__Required task__
Starting at the line that holds "Read this page and output its text content.", restate every line word for word up to and including the last one in the listing below, and omit all pictures.

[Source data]

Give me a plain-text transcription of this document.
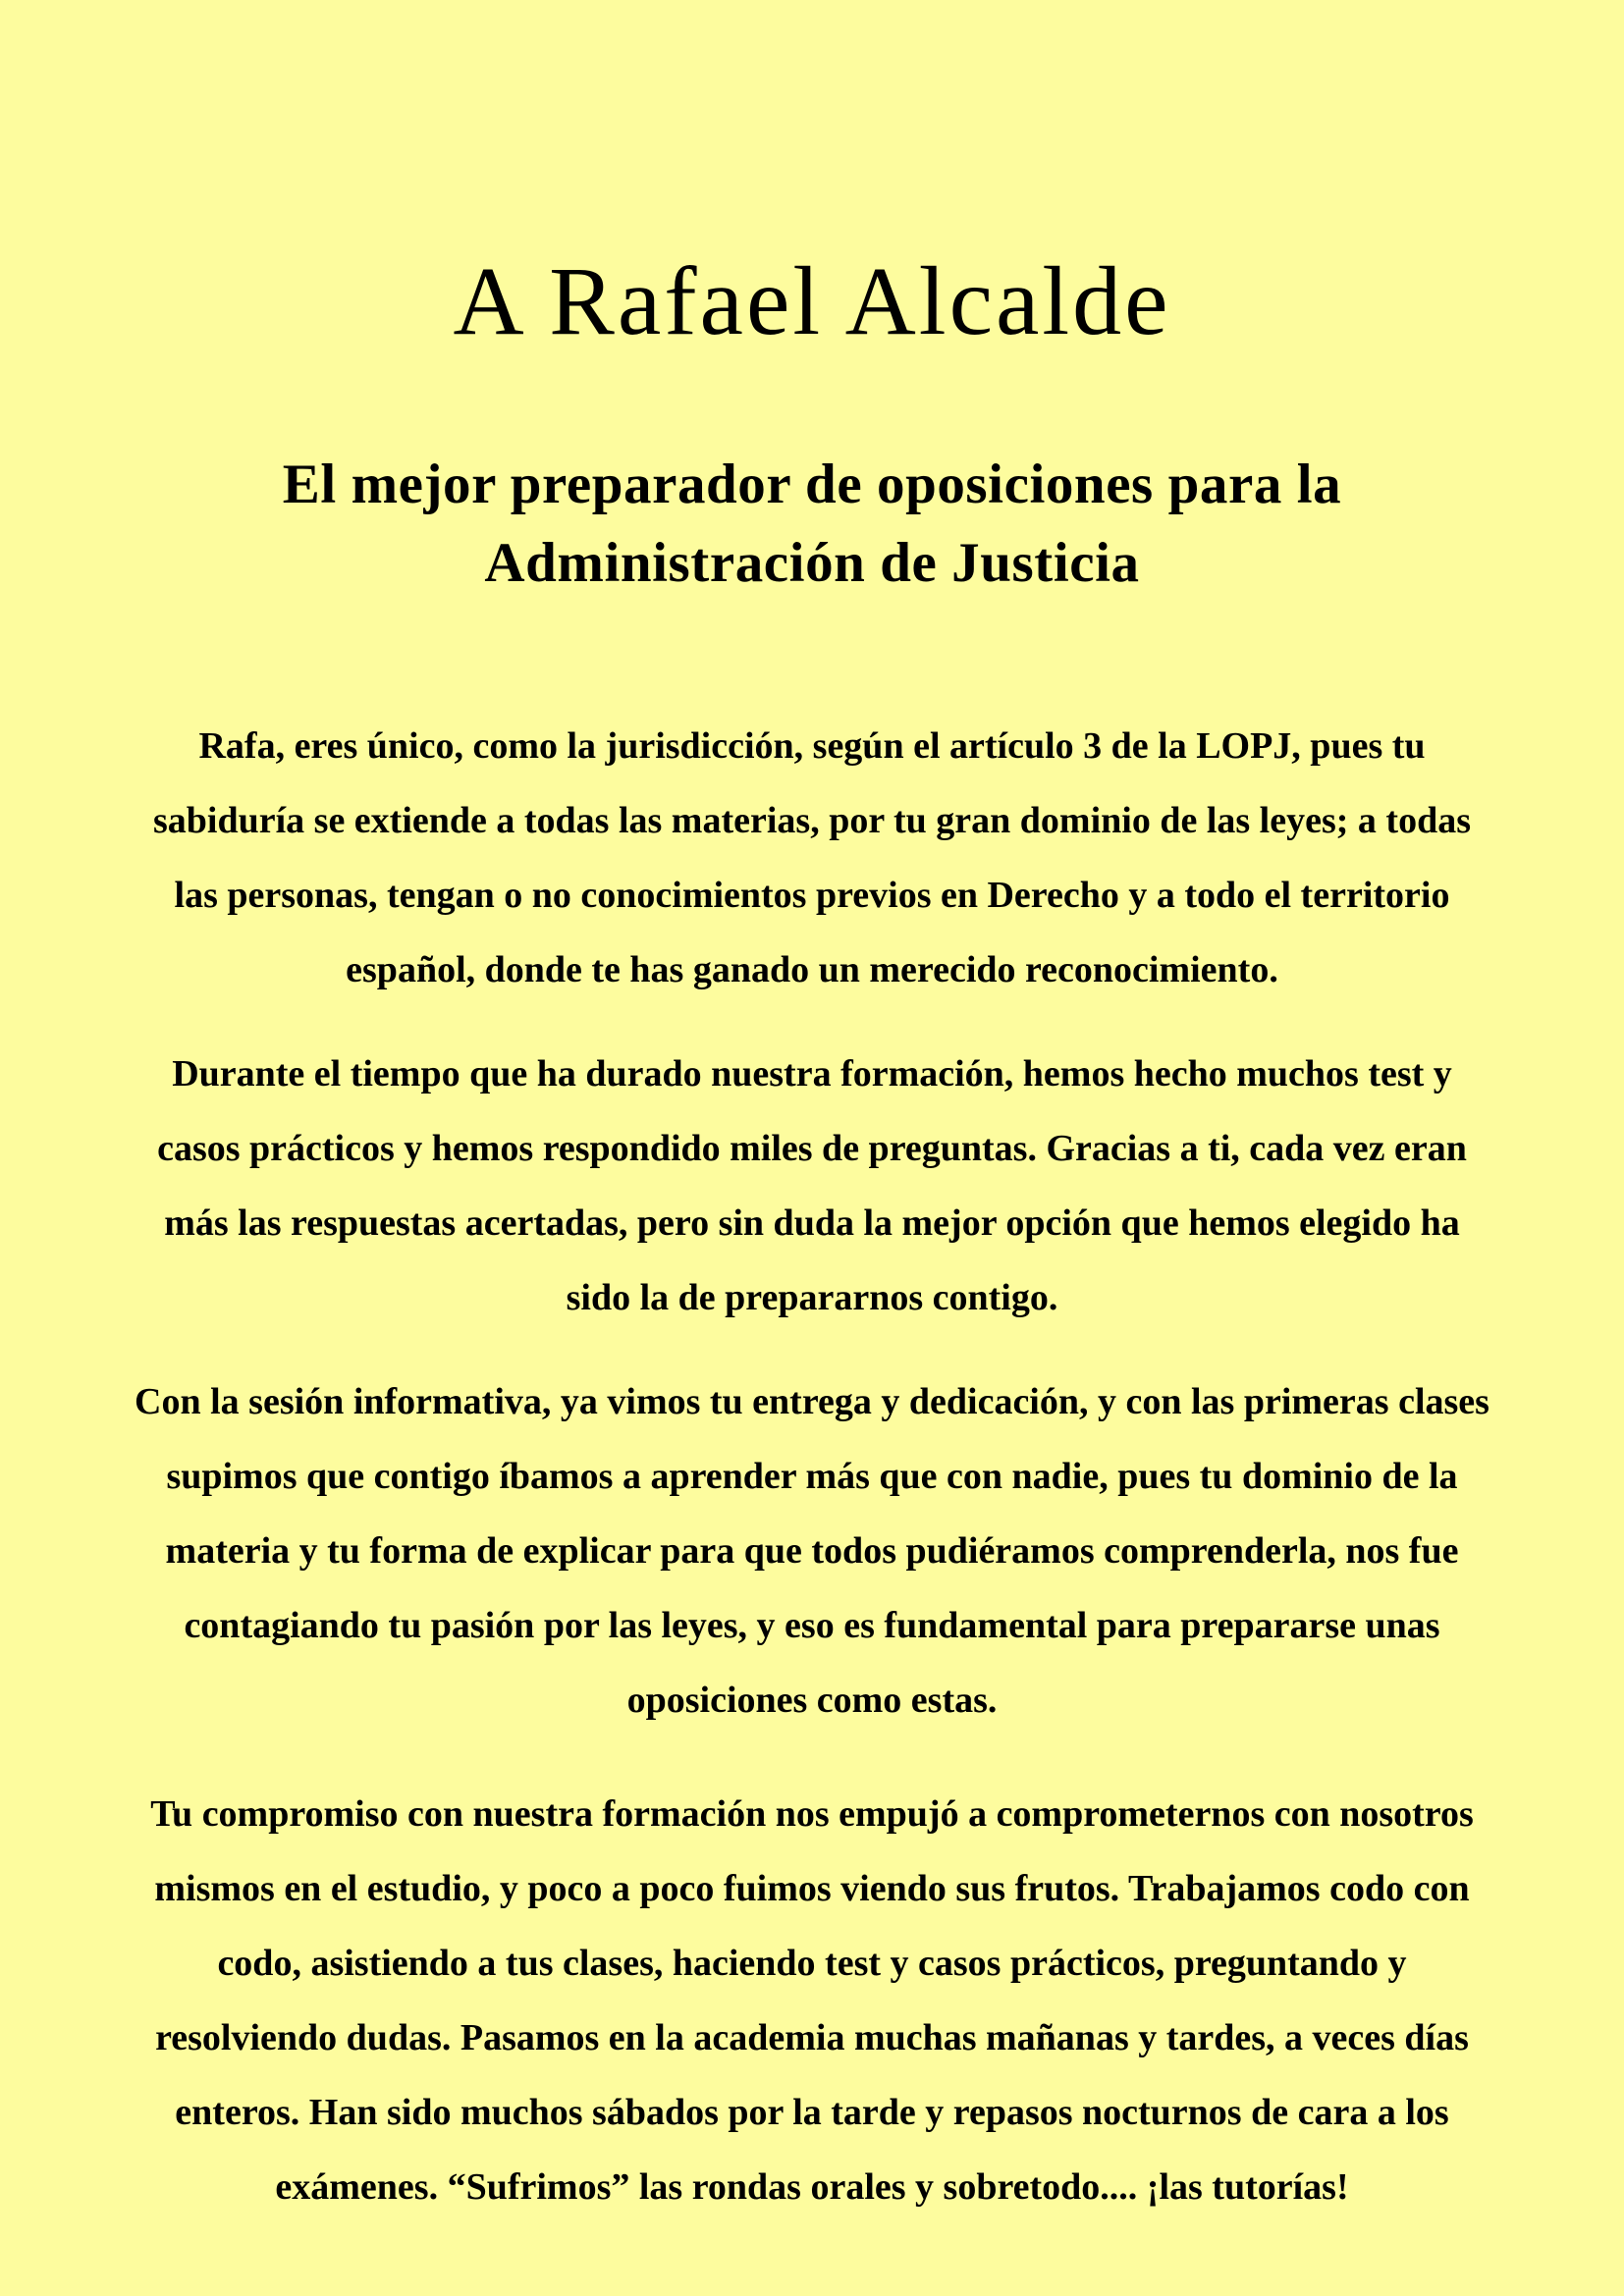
A Rafael Alcalde
El mejor preparador de oposiciones para la Administración de Justicia

Rafa, eres único, como la jurisdicción, según el artículo 3 de la LOPJ, pues tu sabiduría se extiende a todas las materias, por tu gran dominio de las leyes; a todas las personas, tengan o no conocimientos previos en Derecho y a todo el territorio español, donde te has ganado un merecido reconocimiento.

Durante el tiempo que ha durado nuestra formación, hemos hecho muchos test y casos prácticos y hemos respondido miles de preguntas. Gracias a ti, cada vez eran más las respuestas acertadas, pero sin duda la mejor opción que hemos elegido ha sido la de prepararnos contigo.

Con la sesión informativa, ya vimos tu entrega y dedicación, y con las primeras clases supimos que contigo íbamos a aprender más que con nadie, pues tu dominio de la materia y tu forma de explicar para que todos pudiéramos comprenderla, nos fue contagiando tu pasión por las leyes, y eso es fundamental para prepararse unas oposiciones como estas.

Tu compromiso con nuestra formación nos empujó a comprometernos con nosotros mismos en el estudio, y poco a poco fuimos viendo sus frutos. Trabajamos codo con codo, asistiendo a tus clases, haciendo test y casos prácticos, preguntando y resolviendo dudas. Pasamos en la academia muchas mañanas y tardes, a veces días enteros. Han sido muchos sábados por la tarde y repasos nocturnos de cara a los exámenes. “Sufrimos” las rondas orales y sobretodo.... ¡las tutorías!
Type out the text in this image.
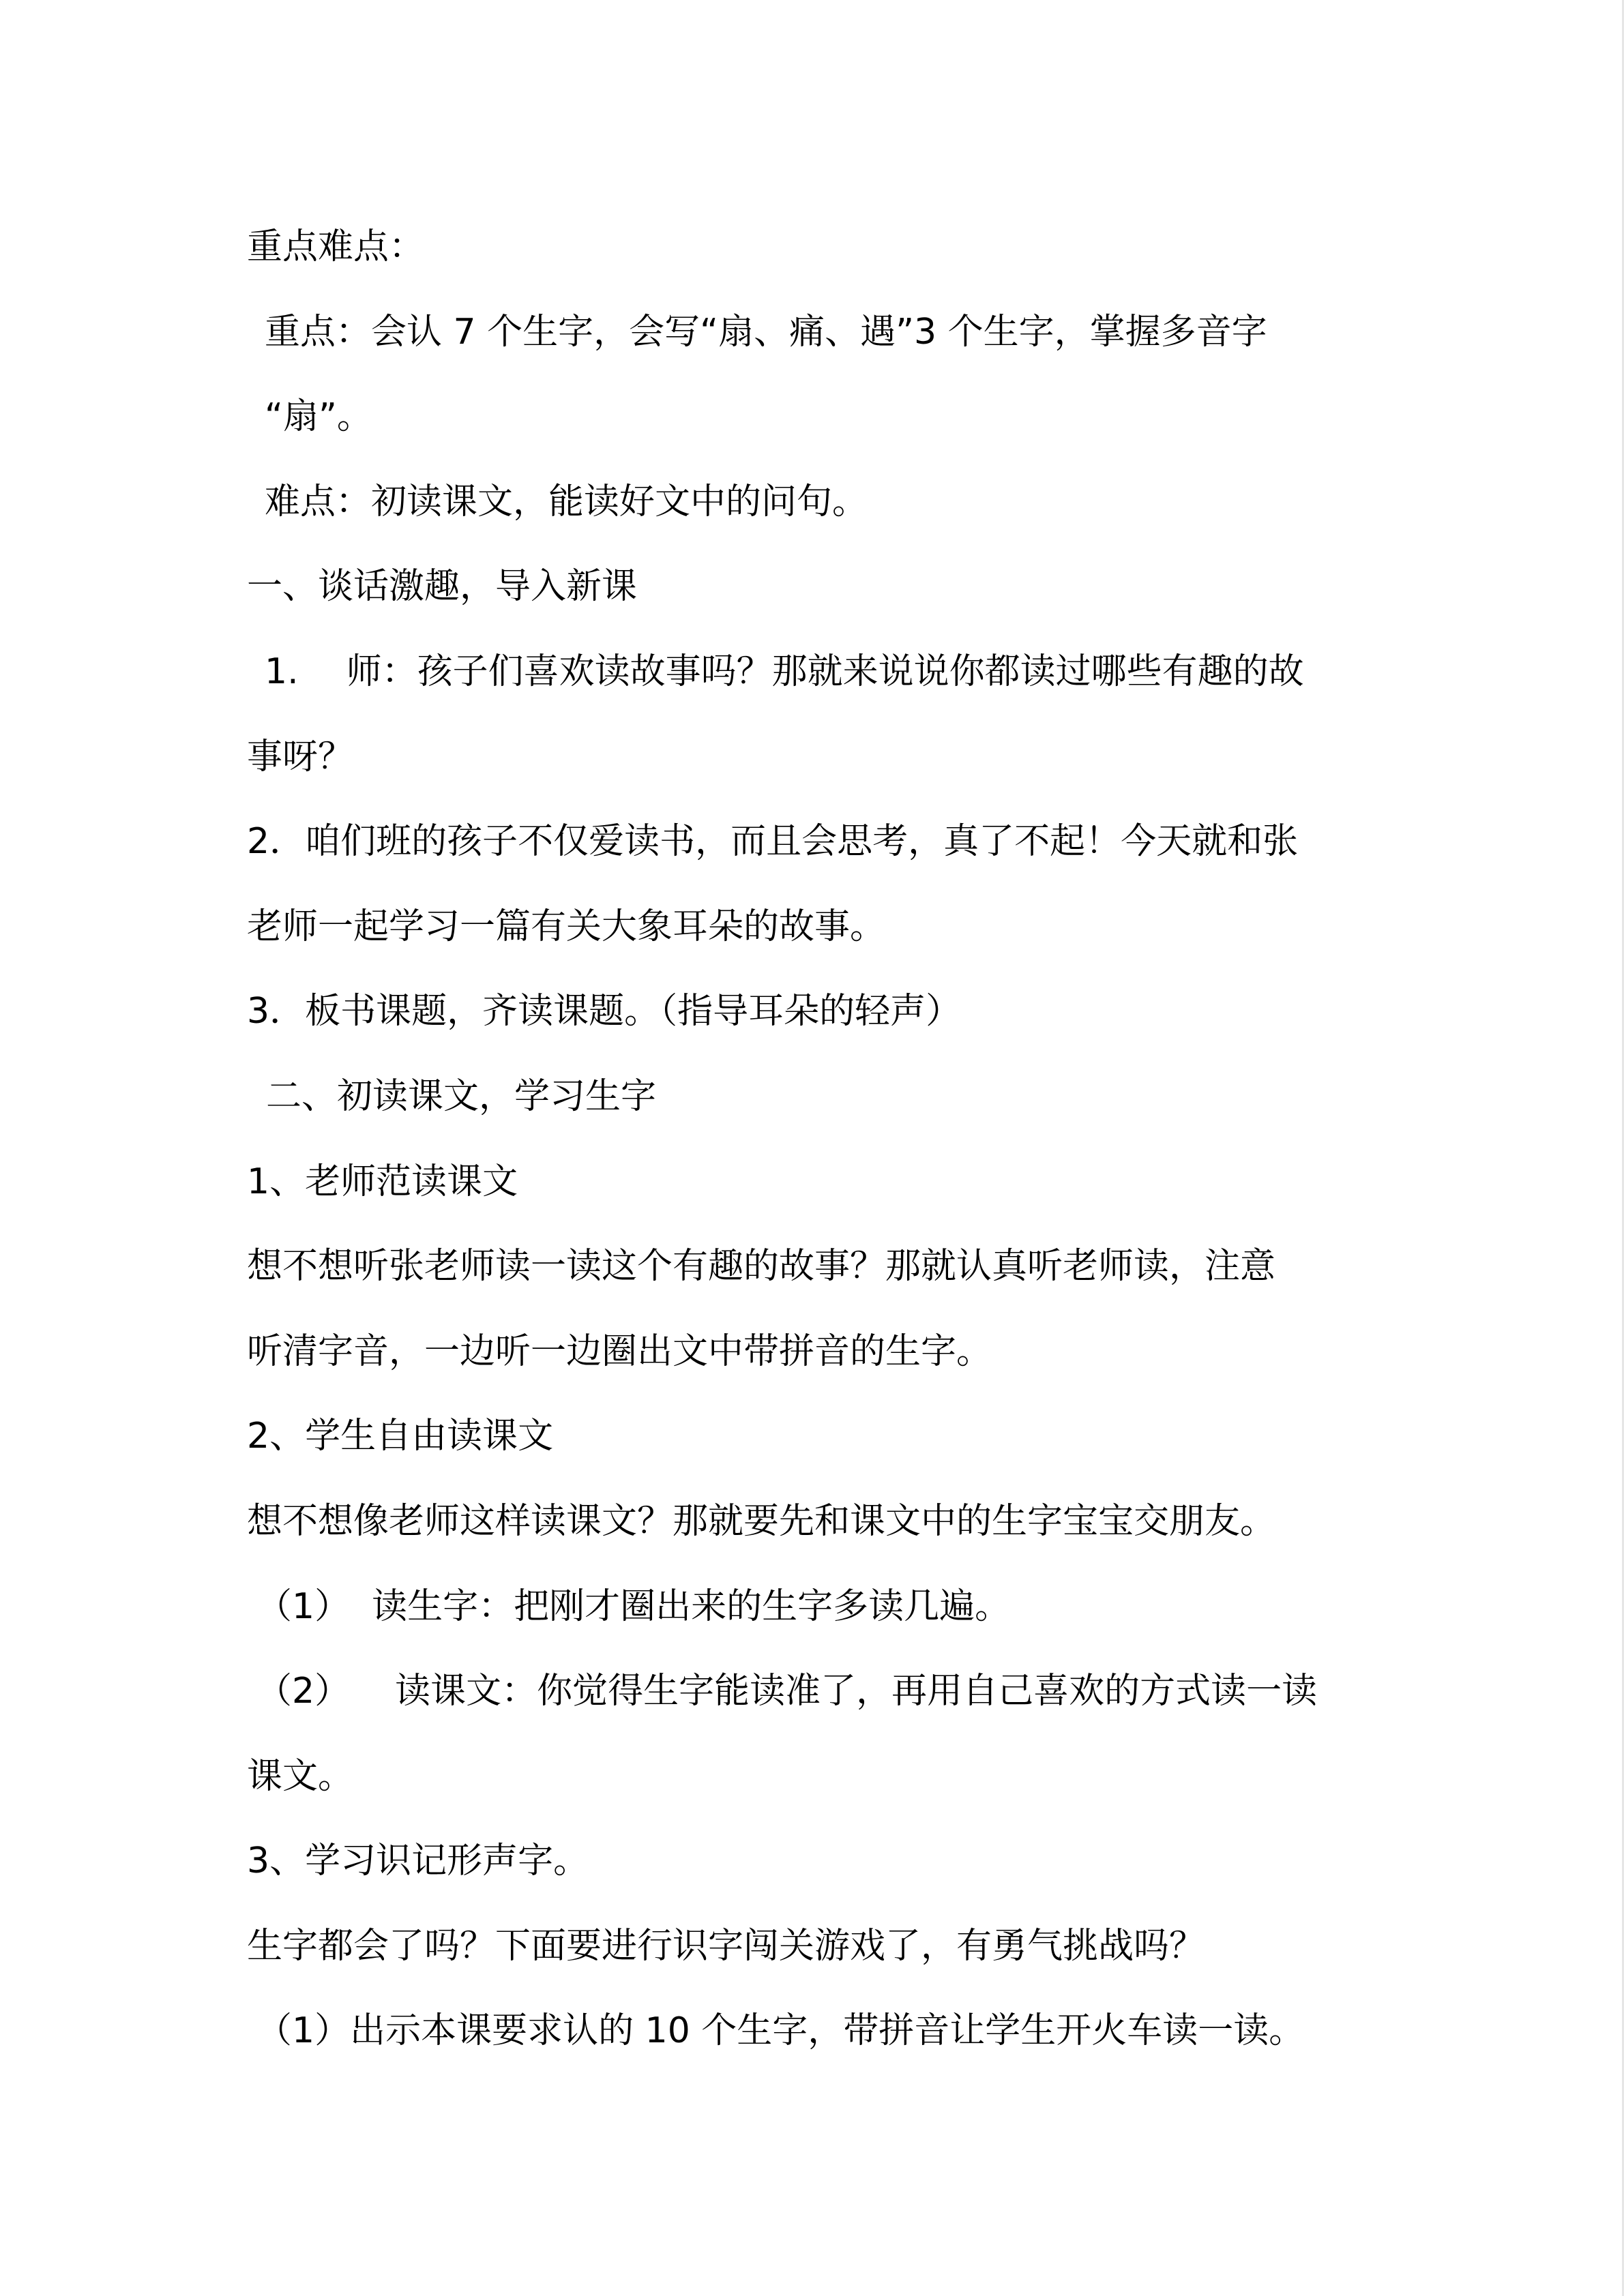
重点难点：
重点：会认 7 个生字，会写“扇、痛、遇”3 个生字，掌握多音字
“扇”。
难点：初读课文，能读好文中的问句。
一、谈话激趣，导入新课
1. 师：孩子们喜欢读故事吗？那就来说说你都读过哪些有趣的故
事呀？
2．咱们班的孩子不仅爱读书，而且会思考，真了不起！今天就和张
老师一起学习一篇有关大象耳朵的故事。
3．板书课题，齐读课题。（指导耳朵的轻声）
二、初读课文，学习生字
1、老师范读课文
想不想听张老师读一读这个有趣的故事？那就认真听老师读，注意
听清字音，一边听一边圈出文中带拼音的生字。
2、学生自由读课文
想不想像老师这样读课文？那就要先和课文中的生字宝宝交朋友。
（1） 读生字：把刚才圈出来的生字多读几遍。
（2） 读课文：你觉得生字能读准了，再用自己喜欢的方式读一读
课文。
3、学习识记形声字。
生字都会了吗？下面要进行识字闯关游戏了，有勇气挑战吗？
（1）出示本课要求认的 10 个生字，带拼音让学生开火车读一读。
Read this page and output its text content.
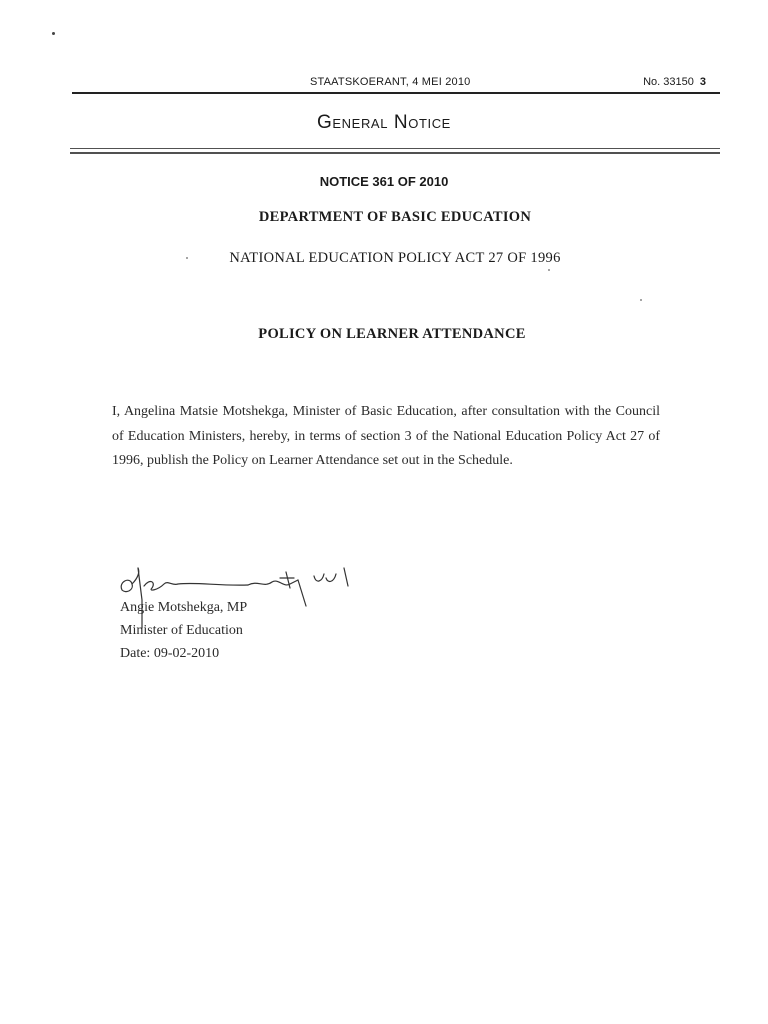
STAATSKOERANT, 4 MEI 2010	No. 33150 3
General Notice
NOTICE 361 OF 2010
DEPARTMENT OF BASIC EDUCATION
NATIONAL EDUCATION POLICY ACT 27 OF 1996
POLICY ON LEARNER ATTENDANCE
I, Angelina Matsie Motshekga, Minister of Basic Education, after consultation with the Council of Education Ministers, hereby, in terms of section 3 of the National Education Policy Act 27 of 1996, publish the Policy on Learner Attendance set out in the Schedule.
Angie Motshekga, MP
Minister of Education
Date: 09-02-2010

__Correct output__
Read this page and output its text content.
STAATSKOERANT, 4 MEI 2010	No. 33150 3
General Notice
NOTICE 361 OF 2010
DEPARTMENT OF BASIC EDUCATION
NATIONAL EDUCATION POLICY ACT 27 OF 1996
POLICY ON LEARNER ATTENDANCE
I, Angelina Matsie Motshekga, Minister of Basic Education, after consultation with the Council of Education Ministers, hereby, in terms of section 3 of the National Education Policy Act 27 of 1996, publish the Policy on Learner Attendance set out in the Schedule.
Angie Motshekga, MP
Minister of Education
Date: 09-02-2010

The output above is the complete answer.